◆ **TEXT SECTION**:

######

For us the matter is easy to explain. The productive power at mankind’s disposal is immeasurable. The productivity of the soil can be increased ad infinitum by the application of capital, labour and science. According to the most able economists and statisticians (cf. Alison’s Principles of Population, Vol. I, Chs. 1 and 2), “over-populated” Great Britain can be brought within ten years to produce a corn yield sufficient for a population six times its present size. Capital increases daily; labour power grows with population; and day by day science increasingly makes the forces of nature subject to man. This immeasurable productive capacity, handled consciously and in the interest of all, would soon reduce to a minimum the labour falling to the share of mankind. Left to competition, it does the same, but within a context of antitheses. One part of the land is cultivated in the best possible manner whilst another part – in Great Britain and Ireland thirty million acres of good land – lies barren. One part of capital circulates with colossal speed; another lies dead in the chest. One part of the workers works fourteen or sixteen hours a day, whilst another part stands idle and inactive, and starves. Or the partition leaves this realm of simultaneity: today trade is good; demand is very considerable; everyone works; capital is turned over with miraculous speed; farming flourishes; the workers work themselves sick. Tomorrow stagnation sets in. The cultivation of the land is not worth the effort; entire stretches of land remain untilled; the flow of capital suddenly freezes; the workers have no employment, and the whole country labours under surplus wealth and surplus population.
The economist cannot afford to accept this exposition of the subject as correct; otherwise, as has been said, he would have to give up his whole system of competition. He would have to recognise the hollowness of his antithesis of production and consumption, of surplus population and surplus wealth. To bring fact and theory into conformity with each other – since this fact simply could not be denied – the population theory was invented.

######

Can you copy out the whole passage on productive power word for word? The data is separate material with no tie to the passage on productive power.

◆ **SOURCE EXCERPT**:

######

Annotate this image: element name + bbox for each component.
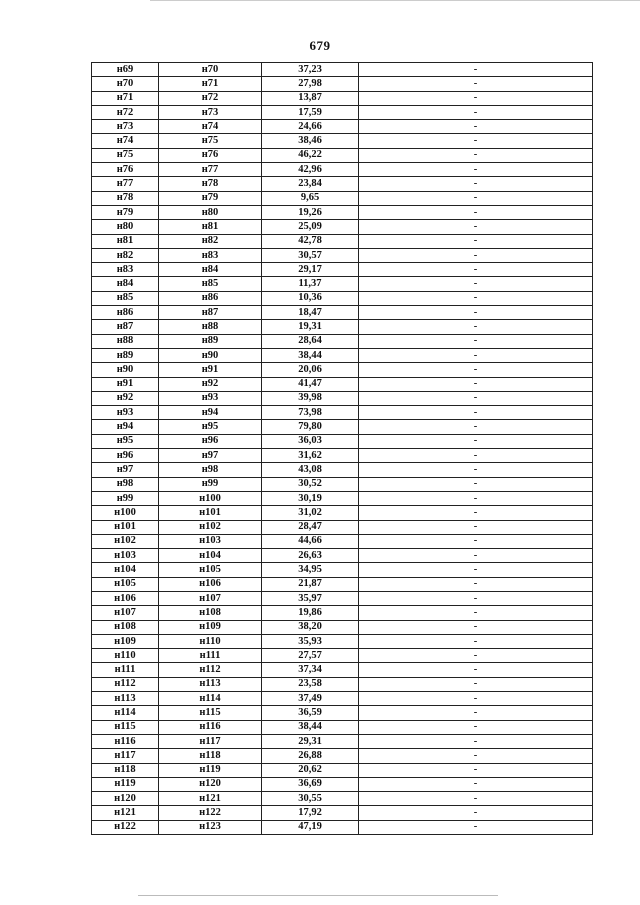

######

◆ **FULL OUTPUT**:
For us the matter is easy to explain. The productive power at mankind’s disposal is immeasurable. The productivity of the soil can be increased ad infinitum by the application of capital, labour and science. According to the most able economists and statisticians (cf. Alison’s Principles of Population, Vol. I, Chs. 1 and 2), “over-populated” Great Britain can be brought within ten years to produce a corn yield sufficient for a population six times its present size. Capital increases daily; labour power grows with population; and day by day science increasingly makes the forces of nature subject to man. This immeasurable productive capacity, handled consciously and in the interest of all, would soon reduce to a minimum the labour falling to the share of mankind. Left to competition, it does the same, but within a context of antitheses. One part of the land is cultivated in the best possible manner whilst another part – in Great Britain and Ireland thirty million acres of good land – lies barren. One part of capital circulates with colossal speed; another lies dead in the chest. One part of the workers works fourteen or sixteen hours a day, whilst another part stands idle and inactive, and starves. Or the partition leaves this realm of simultaneity: today trade is good; demand is very considerable; everyone works; capital is turned over with miraculous speed; farming flourishes; the workers work themselves sick. Tomorrow stagnation sets in. The cultivation of the land is not worth the effort; entire stretches of land remain untilled; the flow of capital suddenly freezes; the workers have no employment, and the whole country labours under surplus wealth and surplus population.
The economist cannot afford to accept this exposition of the subject as correct; otherwise, as has been said, he would have to give up his whole system of competition. He would have to recognise the hollowness of his antithesis of production and consumption, of surplus population and surplus wealth. To bring fact and theory into conformity with each other – since this fact simply could not be denied – the population theory was invented.